--- START OF Available data ---

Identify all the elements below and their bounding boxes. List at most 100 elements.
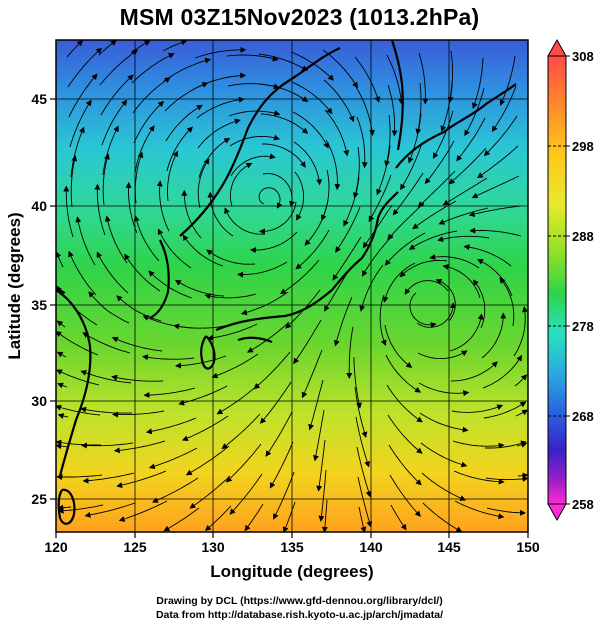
- streamline: [181, 189, 202, 239]
- streamline: [318, 469, 327, 522]
- streamline: [435, 278, 456, 322]
- colorbar-label: 268: [572, 409, 594, 424]
- streamline: [356, 446, 372, 498]
- streamline: [292, 111, 329, 149]
- streamline: [362, 204, 393, 249]
- streamline: [354, 56, 381, 103]
- streamline: [166, 126, 194, 172]
- colorbar-label: 258: [572, 497, 594, 512]
- streamline: [463, 244, 512, 267]
- streamline: [182, 234, 224, 267]
- streamline: [357, 476, 373, 528]
- streamline: [469, 227, 522, 237]
- streamline: [388, 444, 422, 486]
- streamline: [483, 115, 518, 157]
- streamline: [485, 475, 528, 482]
- streamline: [417, 350, 468, 360]
- streamline: [80, 406, 133, 414]
- streamline: [131, 53, 175, 84]
- streamline: [293, 319, 322, 365]
- x-tick-label: 145: [437, 539, 461, 555]
- streamline: [216, 383, 260, 415]
- streamline: [499, 277, 515, 327]
- colorbar-max-triangle: [547, 38, 567, 57]
- streamline: [228, 110, 281, 117]
- streamline: [111, 374, 164, 382]
- streamline: [456, 117, 486, 162]
- credit-drawing: Drawing by DCL (https://www.gfd-dennou.o…: [156, 595, 443, 607]
- streamline: [304, 199, 329, 246]
- streamline: [163, 57, 212, 82]
- streamline: [134, 125, 155, 174]
- streamline: [133, 100, 165, 144]
- streamline: [295, 229, 330, 270]
- streamline: [56, 473, 103, 480]
- streamline: [343, 176, 360, 227]
- streamline: [513, 306, 528, 357]
- colorbar-label: 288: [572, 229, 594, 244]
- streamline: [124, 253, 161, 292]
- streamline: [332, 236, 362, 281]
- streamline: [404, 280, 449, 295]
- streamline: [111, 336, 163, 352]
- streamline: [56, 320, 66, 328]
- y-tick-label: 35: [31, 297, 47, 313]
- streamline: [262, 143, 306, 168]
- streamline: [102, 125, 119, 176]
- credit-data-source: Data from http://database.rish.kyoto-u.a…: [155, 609, 444, 621]
- streamline: [206, 249, 256, 265]
- wind-streamlines: [56, 40, 528, 532]
- streamline: [211, 353, 259, 379]
- streamline: [249, 231, 298, 254]
- streamline: [472, 57, 484, 109]
- streamline: [387, 202, 425, 241]
- streamline: [379, 294, 387, 347]
- streamline: [116, 295, 162, 322]
- streamline: [165, 104, 203, 142]
- streamline: [416, 302, 456, 328]
- streamline: [112, 410, 165, 418]
- streamline: [418, 382, 470, 397]
- streamline: [230, 153, 276, 177]
- streamline: [125, 181, 138, 234]
- streamline: [167, 150, 178, 202]
- streamline: [294, 171, 305, 221]
- streamline: [448, 147, 487, 185]
- korea-coast: [149, 239, 170, 319]
- streamline: [438, 207, 489, 225]
- streamline: [100, 74, 134, 116]
- streamline: [316, 439, 326, 492]
- streamline: [162, 40, 188, 52]
- japan-honshu-coast: [215, 191, 399, 332]
- streamline: [56, 351, 67, 358]
- streamline: [384, 114, 391, 167]
- streamline: [452, 440, 505, 449]
- taiwan-coast: [57, 488, 76, 525]
- streamline: [118, 500, 168, 522]
- streamline: [258, 53, 308, 71]
- streamline: [384, 232, 426, 266]
- x-tick-label: 120: [44, 539, 68, 555]
- streamline: [499, 55, 516, 106]
- x-tick-label: 130: [201, 539, 225, 555]
- china-coast: [56, 289, 92, 477]
- streamline: [335, 206, 361, 253]
- streamline: [422, 502, 463, 532]
- sakhalin-coast: [390, 40, 404, 151]
- streamline: [282, 501, 296, 532]
- streamline: [418, 52, 429, 105]
- streamline: [361, 234, 394, 277]
- streamline: [104, 215, 128, 264]
- streamline: [260, 113, 309, 134]
- x-tick-label: 135: [280, 539, 304, 555]
- streamline: [384, 324, 413, 369]
- streamline: [415, 82, 422, 135]
- streamline: [99, 49, 139, 86]
- streamline: [84, 502, 136, 518]
- streamline: [130, 40, 151, 54]
- colorbar-min-triangle: [547, 503, 567, 522]
- streamline: [291, 81, 333, 115]
- streamline: [259, 83, 309, 102]
- streamline: [225, 443, 262, 483]
- streamline: [486, 507, 526, 516]
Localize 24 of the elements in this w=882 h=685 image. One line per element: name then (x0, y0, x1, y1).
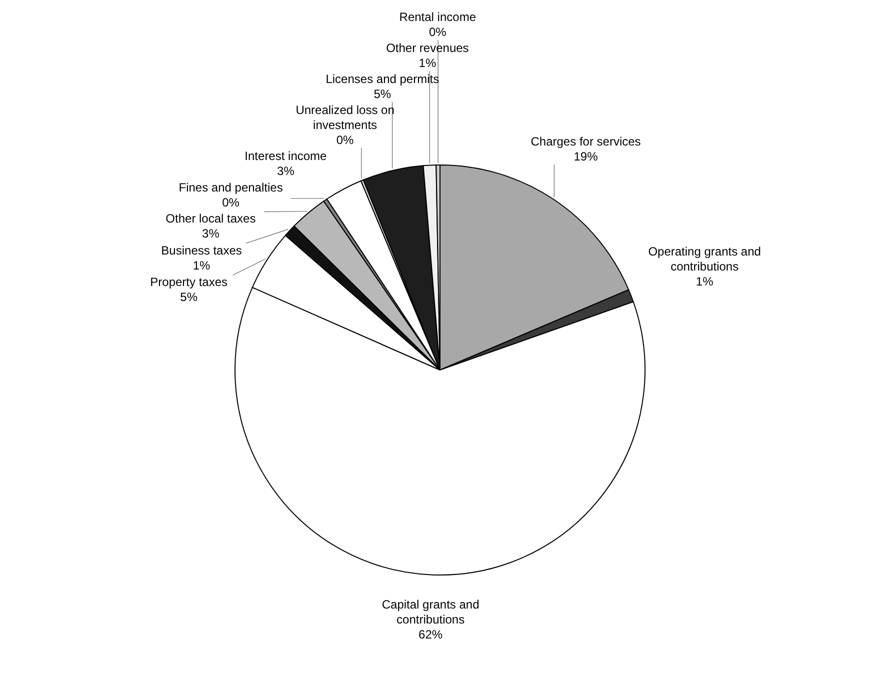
data-label: 1% (696, 274, 714, 289)
slice-label: Other local taxes (166, 212, 256, 226)
data-label: 3% (277, 164, 295, 178)
slice-label: Operating grants and contributions (648, 244, 761, 274)
data-label: 0% (428, 25, 447, 39)
data-label: 1% (418, 56, 436, 70)
data-label: 5% (180, 290, 198, 304)
slice-label: Fines and penalties (178, 180, 283, 194)
data-label: 3% (202, 226, 220, 241)
slice-label: Property taxes (150, 275, 228, 290)
data-label: 0% (336, 133, 354, 148)
slice-label: Licenses and permits (326, 72, 440, 86)
slice-label: Unrealized loss on investments (296, 103, 394, 132)
slice-label: Capital grants and contributions (382, 597, 480, 626)
data-label: 1% (192, 258, 211, 272)
slice-label: Rental income (399, 10, 476, 24)
slice-label: Business taxes (161, 243, 242, 258)
slice-label: Other revenues (386, 41, 469, 56)
data-label: 0% (222, 195, 240, 210)
data-label: 62% (418, 627, 443, 642)
data-label: 19% (574, 150, 598, 164)
slice-label: Charges for services (530, 134, 641, 149)
data-label: 5% (374, 87, 392, 102)
slice-label: Interest income (244, 149, 328, 164)
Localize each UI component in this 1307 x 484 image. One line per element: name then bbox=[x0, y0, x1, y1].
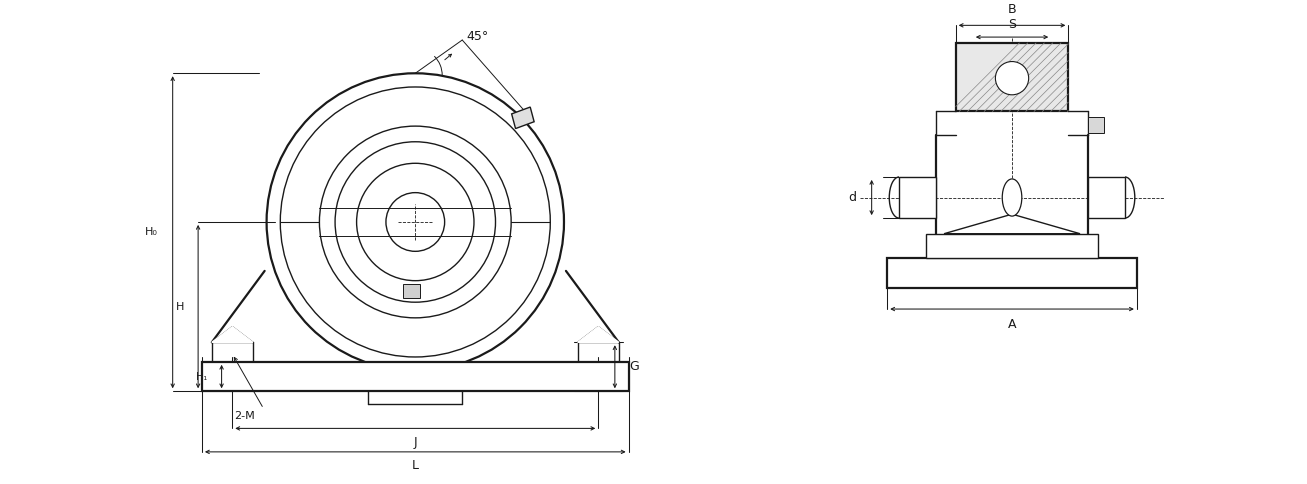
Bar bbox=[955, 43, 1068, 111]
Circle shape bbox=[996, 61, 1029, 95]
Polygon shape bbox=[1087, 177, 1125, 218]
Text: G: G bbox=[630, 360, 639, 373]
Polygon shape bbox=[927, 234, 1098, 258]
Text: H₁: H₁ bbox=[196, 372, 208, 381]
Ellipse shape bbox=[1002, 179, 1022, 216]
Text: d: d bbox=[848, 191, 856, 204]
Polygon shape bbox=[203, 362, 629, 391]
Text: A: A bbox=[1008, 318, 1017, 331]
Text: H: H bbox=[176, 302, 184, 312]
Polygon shape bbox=[511, 107, 535, 129]
Bar bbox=[1087, 117, 1103, 133]
Text: 2-M: 2-M bbox=[234, 411, 255, 421]
Text: S: S bbox=[1008, 18, 1016, 31]
Text: J: J bbox=[413, 436, 417, 449]
Polygon shape bbox=[578, 327, 618, 342]
Bar bbox=[403, 284, 420, 298]
Text: B: B bbox=[1008, 3, 1017, 16]
Text: 45°: 45° bbox=[467, 30, 489, 43]
Polygon shape bbox=[212, 327, 252, 342]
Polygon shape bbox=[944, 214, 1080, 234]
Polygon shape bbox=[899, 177, 936, 218]
Text: H₀: H₀ bbox=[145, 227, 158, 237]
Polygon shape bbox=[887, 258, 1137, 287]
Text: L: L bbox=[412, 459, 418, 472]
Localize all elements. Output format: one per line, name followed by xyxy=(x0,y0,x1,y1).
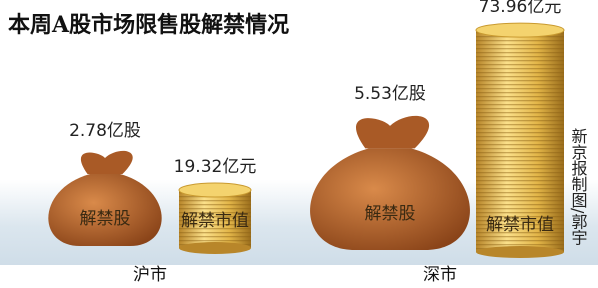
bag-knot xyxy=(356,116,429,149)
coin-bottom xyxy=(476,246,564,258)
category-label: 沪市 xyxy=(133,265,167,285)
money-bag xyxy=(310,148,470,250)
coin-label: 解禁市值 xyxy=(486,215,554,235)
value-label: 5.53亿股 xyxy=(354,84,426,104)
value-label: 73.96亿元 xyxy=(479,0,562,17)
value-label: 2.78亿股 xyxy=(69,121,141,141)
coin-top xyxy=(179,183,251,197)
coin-bottom xyxy=(179,242,251,254)
credit: 新京报制图/郭宇 xyxy=(569,128,588,245)
coin-top xyxy=(476,23,564,37)
chart-title: 本周A股市场限售股解禁情况 xyxy=(8,12,289,38)
bag-label: 解禁股 xyxy=(80,209,131,229)
chart: 本周A股市场限售股解禁情况 新京报制图/郭宇 沪市2.78亿股解禁股19.32亿… xyxy=(0,0,598,288)
bag-label: 解禁股 xyxy=(365,204,416,224)
bag-knot xyxy=(81,151,133,174)
coin-label: 解禁市值 xyxy=(181,211,249,231)
category-label: 深市 xyxy=(423,265,457,285)
value-label: 19.32亿元 xyxy=(174,157,257,177)
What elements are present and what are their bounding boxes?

--- END OF Available data ---

__What is being asked__: Can you convert the records into a Markdown table with the columns Row and Record line, starting at the line that contains "bag-knot xyxy=(356,116,429,149)" and stopping after the line that contains "coin-label: 解禁市值 xyxy=(181,211,249,231)"? Number each row and leave out blank lines.

__Answer to this task__:
| Row | Record line |
|---|---|
| 1 | bag-knot xyxy=(356,116,429,149) |
| 2 | coin-bottom xyxy=(476,246,564,258) |
| 3 | category-label: 沪市 xyxy=(133,265,167,285) |
| 4 | money-bag xyxy=(310,148,470,250) |
| 5 | coin-label: 解禁市值 xyxy=(486,215,554,235) |
| 6 | value-label: 5.53亿股 xyxy=(354,84,426,104) |
| 7 | value-label: 73.96亿元 xyxy=(479,0,562,17) |
| 8 | value-label: 2.78亿股 xyxy=(69,121,141,141) |
| 9 | coin-top xyxy=(179,183,251,197) |
| 10 | coin-bottom xyxy=(179,242,251,254) |
| 11 | credit: 新京报制图/郭宇 xyxy=(569,128,588,245) |
| 12 | coin-top xyxy=(476,23,564,37) |
| 13 | chart-title: 本周A股市场限售股解禁情况 xyxy=(8,12,289,38) |
| 14 | bag-label: 解禁股 xyxy=(80,209,131,229) |
| 15 | chart: 本周A股市场限售股解禁情况 新京报制图/郭宇 沪市2.78亿股解禁股19.32亿… xyxy=(0,0,598,288) |
| 16 | bag-label: 解禁股 xyxy=(365,204,416,224) |
| 17 | bag-knot xyxy=(81,151,133,174) |
| 18 | coin-label: 解禁市值 xyxy=(181,211,249,231) |